Work to be completed: Set down the full listing exactly, character for character.

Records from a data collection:

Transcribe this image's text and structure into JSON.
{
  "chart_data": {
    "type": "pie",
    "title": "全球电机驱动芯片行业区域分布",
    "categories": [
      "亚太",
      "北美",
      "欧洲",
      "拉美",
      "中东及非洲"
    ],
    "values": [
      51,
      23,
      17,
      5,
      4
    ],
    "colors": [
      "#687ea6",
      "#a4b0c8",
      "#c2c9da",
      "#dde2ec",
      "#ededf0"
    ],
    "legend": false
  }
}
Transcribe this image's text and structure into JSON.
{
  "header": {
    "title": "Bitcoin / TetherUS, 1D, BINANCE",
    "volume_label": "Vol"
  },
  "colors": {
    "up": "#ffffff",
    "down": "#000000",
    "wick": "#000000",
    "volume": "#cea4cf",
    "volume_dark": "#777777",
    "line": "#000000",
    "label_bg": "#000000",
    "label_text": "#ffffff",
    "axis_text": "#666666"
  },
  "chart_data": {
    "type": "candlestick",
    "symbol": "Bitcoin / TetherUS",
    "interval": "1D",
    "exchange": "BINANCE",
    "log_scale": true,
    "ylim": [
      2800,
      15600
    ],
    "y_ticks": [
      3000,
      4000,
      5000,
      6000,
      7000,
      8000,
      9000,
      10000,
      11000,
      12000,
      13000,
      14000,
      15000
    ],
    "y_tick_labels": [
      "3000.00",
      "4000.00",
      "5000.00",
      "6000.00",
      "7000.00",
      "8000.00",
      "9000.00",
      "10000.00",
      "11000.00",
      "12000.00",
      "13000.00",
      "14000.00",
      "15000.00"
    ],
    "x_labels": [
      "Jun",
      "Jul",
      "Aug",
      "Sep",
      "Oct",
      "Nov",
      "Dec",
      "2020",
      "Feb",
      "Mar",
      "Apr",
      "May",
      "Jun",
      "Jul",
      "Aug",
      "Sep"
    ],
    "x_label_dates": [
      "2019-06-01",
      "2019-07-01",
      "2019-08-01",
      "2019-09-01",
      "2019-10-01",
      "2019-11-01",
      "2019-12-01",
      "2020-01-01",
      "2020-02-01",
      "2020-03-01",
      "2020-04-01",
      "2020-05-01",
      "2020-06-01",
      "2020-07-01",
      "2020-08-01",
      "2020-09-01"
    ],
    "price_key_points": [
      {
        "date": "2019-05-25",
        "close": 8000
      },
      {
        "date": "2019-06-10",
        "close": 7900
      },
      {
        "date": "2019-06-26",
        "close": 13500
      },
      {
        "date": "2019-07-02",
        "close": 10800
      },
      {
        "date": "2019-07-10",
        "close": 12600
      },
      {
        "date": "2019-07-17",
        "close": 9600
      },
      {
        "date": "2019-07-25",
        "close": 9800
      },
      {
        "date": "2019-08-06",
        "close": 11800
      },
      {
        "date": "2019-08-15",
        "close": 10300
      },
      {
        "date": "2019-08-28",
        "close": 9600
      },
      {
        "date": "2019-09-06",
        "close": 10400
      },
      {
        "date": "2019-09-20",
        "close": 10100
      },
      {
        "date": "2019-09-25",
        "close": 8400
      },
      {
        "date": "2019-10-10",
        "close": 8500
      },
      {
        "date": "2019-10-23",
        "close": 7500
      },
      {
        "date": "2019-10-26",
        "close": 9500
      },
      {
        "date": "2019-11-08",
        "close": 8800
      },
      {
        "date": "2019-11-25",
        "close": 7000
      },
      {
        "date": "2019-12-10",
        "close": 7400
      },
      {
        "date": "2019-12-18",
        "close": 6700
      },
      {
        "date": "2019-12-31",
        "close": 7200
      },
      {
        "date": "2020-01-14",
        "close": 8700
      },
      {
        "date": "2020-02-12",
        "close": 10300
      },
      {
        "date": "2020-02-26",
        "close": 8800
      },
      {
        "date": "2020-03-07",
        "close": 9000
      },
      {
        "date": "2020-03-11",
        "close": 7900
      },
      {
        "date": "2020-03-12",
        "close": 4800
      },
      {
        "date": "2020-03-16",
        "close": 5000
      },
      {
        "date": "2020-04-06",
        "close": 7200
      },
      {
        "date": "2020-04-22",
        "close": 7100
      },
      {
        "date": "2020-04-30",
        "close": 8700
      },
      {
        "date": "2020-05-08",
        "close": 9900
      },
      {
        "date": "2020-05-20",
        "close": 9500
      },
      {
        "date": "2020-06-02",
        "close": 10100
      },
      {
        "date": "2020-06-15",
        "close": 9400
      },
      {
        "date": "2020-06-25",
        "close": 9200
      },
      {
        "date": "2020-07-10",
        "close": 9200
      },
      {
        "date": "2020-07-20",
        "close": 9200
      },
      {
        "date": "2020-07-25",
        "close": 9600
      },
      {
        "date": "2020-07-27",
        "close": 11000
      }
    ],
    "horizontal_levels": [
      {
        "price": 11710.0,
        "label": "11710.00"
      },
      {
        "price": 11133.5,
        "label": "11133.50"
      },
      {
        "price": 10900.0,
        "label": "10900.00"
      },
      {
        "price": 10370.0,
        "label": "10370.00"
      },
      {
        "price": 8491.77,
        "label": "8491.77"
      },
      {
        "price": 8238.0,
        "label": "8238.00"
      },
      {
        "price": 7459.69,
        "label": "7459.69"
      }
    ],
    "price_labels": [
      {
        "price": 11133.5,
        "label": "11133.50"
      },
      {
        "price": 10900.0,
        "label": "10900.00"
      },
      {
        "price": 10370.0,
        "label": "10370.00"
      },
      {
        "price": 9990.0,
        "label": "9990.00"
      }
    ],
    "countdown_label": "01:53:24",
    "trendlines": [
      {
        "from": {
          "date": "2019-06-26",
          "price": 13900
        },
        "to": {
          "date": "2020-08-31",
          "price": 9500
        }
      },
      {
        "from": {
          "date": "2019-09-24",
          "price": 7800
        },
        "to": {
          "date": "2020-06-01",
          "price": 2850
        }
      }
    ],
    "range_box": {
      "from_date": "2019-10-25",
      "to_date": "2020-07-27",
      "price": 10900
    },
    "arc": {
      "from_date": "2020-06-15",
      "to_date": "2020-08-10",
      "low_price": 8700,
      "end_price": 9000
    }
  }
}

Exercise answer:
Transcribe this image's text and structure into JSON.
{
  "chart_data": {
    "type": "pie",
    "title": "全球电机驱动芯片行业区域分布",
    "categories": [
      "亚太",
      "北美",
      "欧洲",
      "拉美",
      "中东及非洲"
    ],
    "values": [
      51,
      23,
      17,
      5,
      4
    ],
    "colors": [
      "#687ea6",
      "#a4b0c8",
      "#c2c9da",
      "#dde2ec",
      "#ededf0"
    ],
    "legend": false
  }
}
Transcribe this image's text and structure into JSON.
{
  "header": {
    "title": "Bitcoin / TetherUS, 1D, BINANCE",
    "volume_label": "Vol"
  },
  "colors": {
    "up": "#ffffff",
    "down": "#000000",
    "wick": "#000000",
    "volume": "#cea4cf",
    "volume_dark": "#777777",
    "line": "#000000",
    "label_bg": "#000000",
    "label_text": "#ffffff",
    "axis_text": "#666666"
  },
  "chart_data": {
    "type": "candlestick",
    "symbol": "Bitcoin / TetherUS",
    "interval": "1D",
    "exchange": "BINANCE",
    "log_scale": true,
    "ylim": [
      2800,
      15600
    ],
    "y_ticks": [
      3000,
      4000,
      5000,
      6000,
      7000,
      8000,
      9000,
      10000,
      11000,
      12000,
      13000,
      14000,
      15000
    ],
    "y_tick_labels": [
      "3000.00",
      "4000.00",
      "5000.00",
      "6000.00",
      "7000.00",
      "8000.00",
      "9000.00",
      "10000.00",
      "11000.00",
      "12000.00",
      "13000.00",
      "14000.00",
      "15000.00"
    ],
    "x_labels": [
      "Jun",
      "Jul",
      "Aug",
      "Sep",
      "Oct",
      "Nov",
      "Dec",
      "2020",
      "Feb",
      "Mar",
      "Apr",
      "May",
      "Jun",
      "Jul",
      "Aug",
      "Sep"
    ],
    "x_label_dates": [
      "2019-06-01",
      "2019-07-01",
      "2019-08-01",
      "2019-09-01",
      "2019-10-01",
      "2019-11-01",
      "2019-12-01",
      "2020-01-01",
      "2020-02-01",
      "2020-03-01",
      "2020-04-01",
      "2020-05-01",
      "2020-06-01",
      "2020-07-01",
      "2020-08-01",
      "2020-09-01"
    ],
    "price_key_points": [
      {
        "date": "2019-05-25",
        "close": 8000
      },
      {
        "date": "2019-06-10",
        "close": 7900
      },
      {
        "date": "2019-06-26",
        "close": 13500
      },
      {
        "date": "2019-07-02",
        "close": 10800
      },
      {
        "date": "2019-07-10",
        "close": 12600
      },
      {
        "date": "2019-07-17",
        "close": 9600
      },
      {
        "date": "2019-07-25",
        "close": 9800
      },
      {
        "date": "2019-08-06",
        "close": 11800
      },
      {
        "date": "2019-08-15",
        "close": 10300
      },
      {
        "date": "2019-08-28",
        "close": 9600
      },
      {
        "date": "2019-09-06",
        "close": 10400
      },
      {
        "date": "2019-09-20",
        "close": 10100
      },
      {
        "date": "2019-09-25",
        "close": 8400
      },
      {
        "date": "2019-10-10",
        "close": 8500
      },
      {
        "date": "2019-10-23",
        "close": 7500
      },
      {
        "date": "2019-10-26",
        "close": 9500
      },
      {
        "date": "2019-11-08",
        "close": 8800
      },
      {
        "date": "2019-11-25",
        "close": 7000
      },
      {
        "date": "2019-12-10",
        "close": 7400
      },
      {
        "date": "2019-12-18",
        "close": 6700
      },
      {
        "date": "2019-12-31",
        "close": 7200
      },
      {
        "date": "2020-01-14",
        "close": 8700
      },
      {
        "date": "2020-02-12",
        "close": 10300
      },
      {
        "date": "2020-02-26",
        "close": 8800
      },
      {
        "date": "2020-03-07",
        "close": 9000
      },
      {
        "date": "2020-03-11",
        "close": 7900
      },
      {
        "date": "2020-03-12",
        "close": 4800
      },
      {
        "date": "2020-03-16",
        "close": 5000
      },
      {
        "date": "2020-04-06",
        "close": 7200
      },
      {
        "date": "2020-04-22",
        "close": 7100
      },
      {
        "date": "2020-04-30",
        "close": 8700
      },
      {
        "date": "2020-05-08",
        "close": 9900
      },
      {
        "date": "2020-05-20",
        "close": 9500
      },
      {
        "date": "2020-06-02",
        "close": 10100
      },
      {
        "date": "2020-06-15",
        "close": 9400
      },
      {
        "date": "2020-06-25",
        "close": 9200
      },
      {
        "date": "2020-07-10",
        "close": 9200
      },
      {
        "date": "2020-07-20",
        "close": 9200
      },
      {
        "date": "2020-07-25",
        "close": 9600
      },
      {
        "date": "2020-07-27",
        "close": 11000
      }
    ],
    "horizontal_levels": [
      {
        "price": 11710.0,
        "label": "11710.00"
      },
      {
        "price": 11133.5,
        "label": "11133.50"
      },
      {
        "price": 10900.0,
        "label": "10900.00"
      },
      {
        "price": 10370.0,
        "label": "10370.00"
      },
      {
        "price": 8491.77,
        "label": "8491.77"
      },
      {
        "price": 8238.0,
        "label": "8238.00"
      },
      {
        "price": 7459.69,
        "label": "7459.69"
      }
    ],
    "price_labels": [
      {
        "price": 11133.5,
        "label": "11133.50"
      },
      {
        "price": 10900.0,
        "label": "10900.00"
      },
      {
        "price": 10370.0,
        "label": "10370.00"
      },
      {
        "price": 9990.0,
        "label": "9990.00"
      }
    ],
    "countdown_label": "01:53:24",
    "trendlines": [
      {
        "from": {
          "date": "2019-06-26",
          "price": 13900
        },
        "to": {
          "date": "2020-08-31",
          "price": 9500
        }
      },
      {
        "from": {
          "date": "2019-09-24",
          "price": 7800
        },
        "to": {
          "date": "2020-06-01",
          "price": 2850
        }
      }
    ],
    "range_box": {
      "from_date": "2019-10-25",
      "to_date": "2020-07-27",
      "price": 10900
    },
    "arc": {
      "from_date": "2020-06-15",
      "to_date": "2020-08-10",
      "low_price": 8700,
      "end_price": 9000
    }
  }
}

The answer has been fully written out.